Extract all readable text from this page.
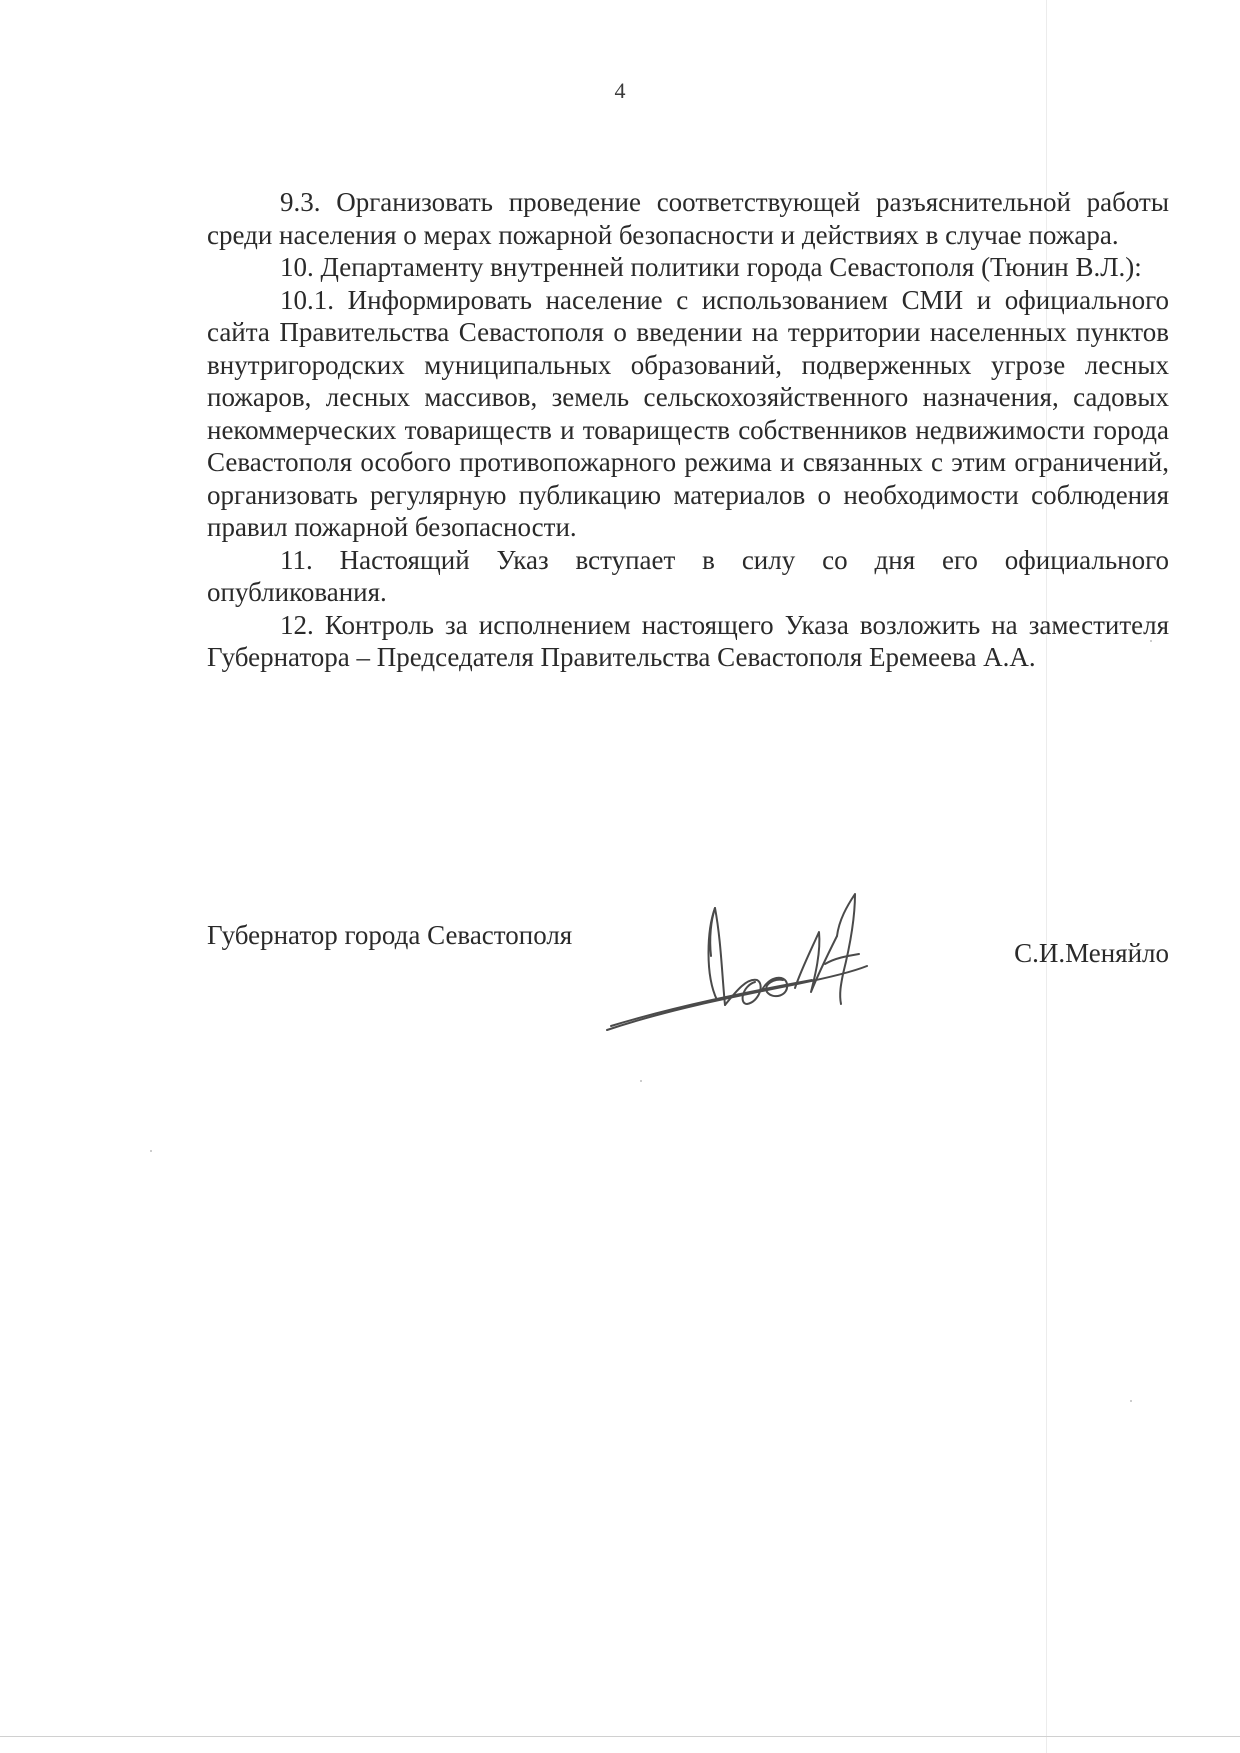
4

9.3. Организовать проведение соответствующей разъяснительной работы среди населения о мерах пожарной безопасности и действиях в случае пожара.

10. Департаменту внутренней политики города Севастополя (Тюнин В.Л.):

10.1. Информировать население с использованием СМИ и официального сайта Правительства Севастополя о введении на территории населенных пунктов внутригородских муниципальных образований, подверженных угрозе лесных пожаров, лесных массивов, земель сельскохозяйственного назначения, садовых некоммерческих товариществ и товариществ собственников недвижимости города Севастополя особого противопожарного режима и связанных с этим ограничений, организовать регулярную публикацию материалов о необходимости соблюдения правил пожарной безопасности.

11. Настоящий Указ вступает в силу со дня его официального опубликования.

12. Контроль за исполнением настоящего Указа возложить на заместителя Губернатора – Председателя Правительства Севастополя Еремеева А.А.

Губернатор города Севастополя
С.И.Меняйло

───

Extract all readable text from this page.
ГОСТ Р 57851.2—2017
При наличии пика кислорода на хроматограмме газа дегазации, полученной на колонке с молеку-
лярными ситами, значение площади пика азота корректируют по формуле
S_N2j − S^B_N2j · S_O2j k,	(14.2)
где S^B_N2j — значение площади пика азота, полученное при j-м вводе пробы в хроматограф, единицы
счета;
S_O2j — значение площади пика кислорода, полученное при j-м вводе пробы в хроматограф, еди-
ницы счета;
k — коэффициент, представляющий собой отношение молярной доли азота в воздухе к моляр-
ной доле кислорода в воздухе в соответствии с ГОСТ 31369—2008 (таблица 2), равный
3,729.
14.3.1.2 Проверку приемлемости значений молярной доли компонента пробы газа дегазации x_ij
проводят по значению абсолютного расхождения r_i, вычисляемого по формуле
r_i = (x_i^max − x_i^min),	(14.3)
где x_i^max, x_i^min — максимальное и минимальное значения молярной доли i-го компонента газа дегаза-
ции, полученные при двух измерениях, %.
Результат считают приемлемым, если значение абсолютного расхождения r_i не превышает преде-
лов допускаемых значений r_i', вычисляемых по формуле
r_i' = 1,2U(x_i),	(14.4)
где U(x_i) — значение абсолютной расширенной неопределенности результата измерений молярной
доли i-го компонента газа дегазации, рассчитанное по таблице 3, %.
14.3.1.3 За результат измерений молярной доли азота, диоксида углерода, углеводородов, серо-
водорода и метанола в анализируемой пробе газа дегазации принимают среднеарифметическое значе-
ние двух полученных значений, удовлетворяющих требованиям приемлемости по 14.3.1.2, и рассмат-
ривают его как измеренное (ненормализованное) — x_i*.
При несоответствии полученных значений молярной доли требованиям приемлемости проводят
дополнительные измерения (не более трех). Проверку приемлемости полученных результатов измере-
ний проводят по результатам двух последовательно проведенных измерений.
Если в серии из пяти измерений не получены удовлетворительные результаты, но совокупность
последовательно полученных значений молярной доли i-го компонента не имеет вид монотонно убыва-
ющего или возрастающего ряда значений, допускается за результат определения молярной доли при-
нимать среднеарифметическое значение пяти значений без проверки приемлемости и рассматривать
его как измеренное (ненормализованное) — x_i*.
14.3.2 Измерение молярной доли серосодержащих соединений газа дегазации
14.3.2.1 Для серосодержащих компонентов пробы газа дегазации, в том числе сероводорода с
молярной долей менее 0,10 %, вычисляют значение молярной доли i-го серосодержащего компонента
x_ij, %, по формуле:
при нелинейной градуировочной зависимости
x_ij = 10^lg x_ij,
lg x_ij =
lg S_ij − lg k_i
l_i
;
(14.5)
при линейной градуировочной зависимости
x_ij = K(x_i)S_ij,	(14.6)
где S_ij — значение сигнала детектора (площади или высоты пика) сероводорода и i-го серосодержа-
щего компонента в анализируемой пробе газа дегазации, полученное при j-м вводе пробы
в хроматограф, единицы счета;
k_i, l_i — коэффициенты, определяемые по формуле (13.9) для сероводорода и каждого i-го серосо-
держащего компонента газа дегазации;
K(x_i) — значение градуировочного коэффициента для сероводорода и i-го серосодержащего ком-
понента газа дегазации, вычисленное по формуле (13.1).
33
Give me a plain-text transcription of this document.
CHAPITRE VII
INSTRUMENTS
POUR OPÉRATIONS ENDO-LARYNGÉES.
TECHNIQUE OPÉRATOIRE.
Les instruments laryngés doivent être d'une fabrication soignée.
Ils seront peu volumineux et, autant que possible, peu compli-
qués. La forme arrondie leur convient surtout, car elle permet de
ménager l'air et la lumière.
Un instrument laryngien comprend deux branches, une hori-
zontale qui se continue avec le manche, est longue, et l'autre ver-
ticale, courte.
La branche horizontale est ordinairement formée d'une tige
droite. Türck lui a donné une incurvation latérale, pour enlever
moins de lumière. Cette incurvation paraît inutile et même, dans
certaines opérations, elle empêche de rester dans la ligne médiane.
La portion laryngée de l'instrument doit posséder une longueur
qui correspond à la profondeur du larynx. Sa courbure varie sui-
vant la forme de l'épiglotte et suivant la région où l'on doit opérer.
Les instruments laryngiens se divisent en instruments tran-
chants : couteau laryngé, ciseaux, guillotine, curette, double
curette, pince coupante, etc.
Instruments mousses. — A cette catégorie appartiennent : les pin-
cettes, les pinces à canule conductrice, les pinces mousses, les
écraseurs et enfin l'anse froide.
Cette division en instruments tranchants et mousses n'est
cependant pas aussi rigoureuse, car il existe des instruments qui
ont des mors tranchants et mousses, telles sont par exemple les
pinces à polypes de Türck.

───

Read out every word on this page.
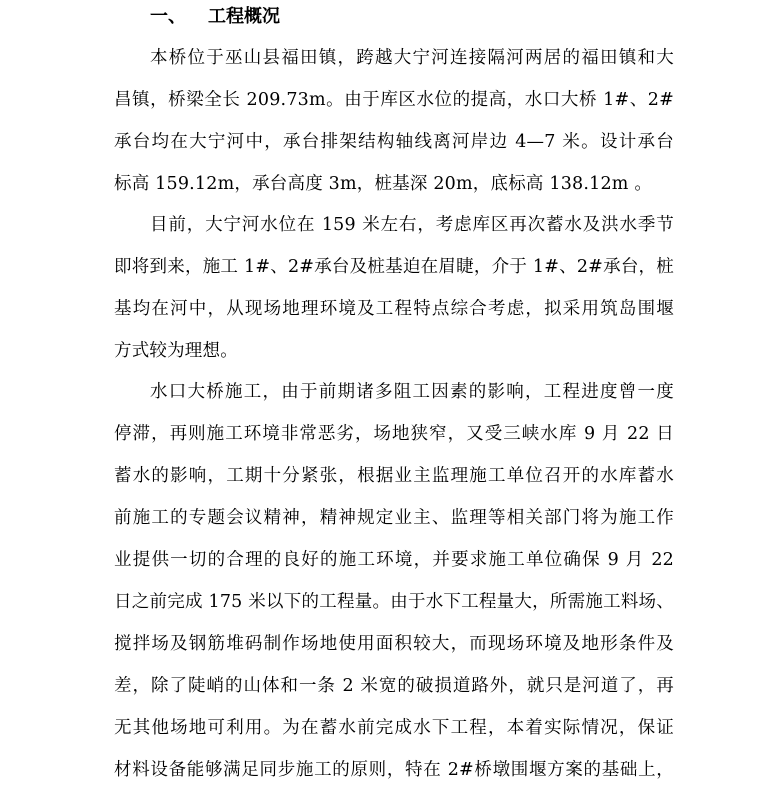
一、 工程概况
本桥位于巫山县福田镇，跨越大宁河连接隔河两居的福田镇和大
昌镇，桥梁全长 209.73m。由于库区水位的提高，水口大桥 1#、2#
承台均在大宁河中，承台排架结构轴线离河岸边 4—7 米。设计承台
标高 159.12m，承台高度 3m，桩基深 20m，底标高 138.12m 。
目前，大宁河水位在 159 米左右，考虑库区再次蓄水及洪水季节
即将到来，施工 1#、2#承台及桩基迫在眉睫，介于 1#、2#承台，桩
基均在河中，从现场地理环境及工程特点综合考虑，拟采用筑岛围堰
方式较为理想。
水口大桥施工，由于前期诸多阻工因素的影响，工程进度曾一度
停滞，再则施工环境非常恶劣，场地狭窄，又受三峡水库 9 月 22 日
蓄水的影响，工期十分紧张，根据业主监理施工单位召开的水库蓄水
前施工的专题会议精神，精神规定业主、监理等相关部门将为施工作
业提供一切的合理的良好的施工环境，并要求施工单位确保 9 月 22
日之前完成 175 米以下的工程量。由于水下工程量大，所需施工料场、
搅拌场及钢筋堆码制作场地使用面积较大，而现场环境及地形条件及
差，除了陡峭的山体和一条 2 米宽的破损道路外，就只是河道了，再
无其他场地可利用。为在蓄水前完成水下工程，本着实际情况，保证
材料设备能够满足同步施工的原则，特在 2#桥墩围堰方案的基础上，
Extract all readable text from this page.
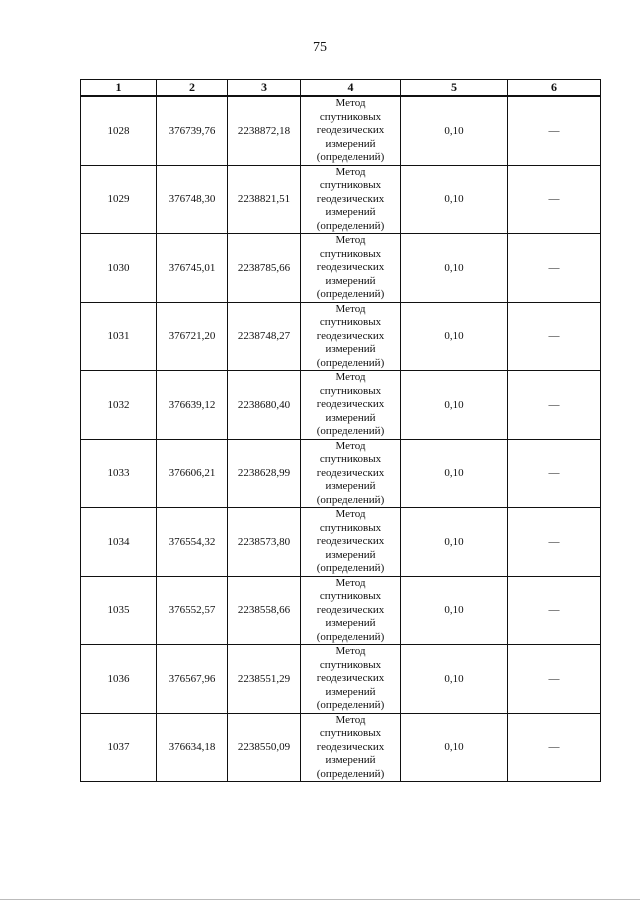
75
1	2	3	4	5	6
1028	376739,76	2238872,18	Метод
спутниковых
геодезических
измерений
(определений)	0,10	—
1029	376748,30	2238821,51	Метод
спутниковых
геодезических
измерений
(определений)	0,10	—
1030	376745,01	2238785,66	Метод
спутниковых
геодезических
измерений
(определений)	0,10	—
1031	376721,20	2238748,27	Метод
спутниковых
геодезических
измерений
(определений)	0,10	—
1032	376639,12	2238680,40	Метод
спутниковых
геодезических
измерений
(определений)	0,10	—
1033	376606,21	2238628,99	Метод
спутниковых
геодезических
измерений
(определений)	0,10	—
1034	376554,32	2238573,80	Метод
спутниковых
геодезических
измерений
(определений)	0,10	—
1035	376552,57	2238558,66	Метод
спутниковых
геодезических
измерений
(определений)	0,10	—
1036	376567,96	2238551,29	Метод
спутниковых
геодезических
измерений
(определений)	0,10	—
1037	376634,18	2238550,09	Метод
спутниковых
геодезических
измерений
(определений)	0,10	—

───

• _YOUR GOAL_: Copy whichever lines in the listing above contain the word "пробе".

• _SOLUTION TO THIS TASK_:
водорода и метанола в анализируемой пробе газа дегазации принимают среднеарифметическое значе-
щего компонента в анализируемой пробе газа дегазации, полученное при j-м вводе пробы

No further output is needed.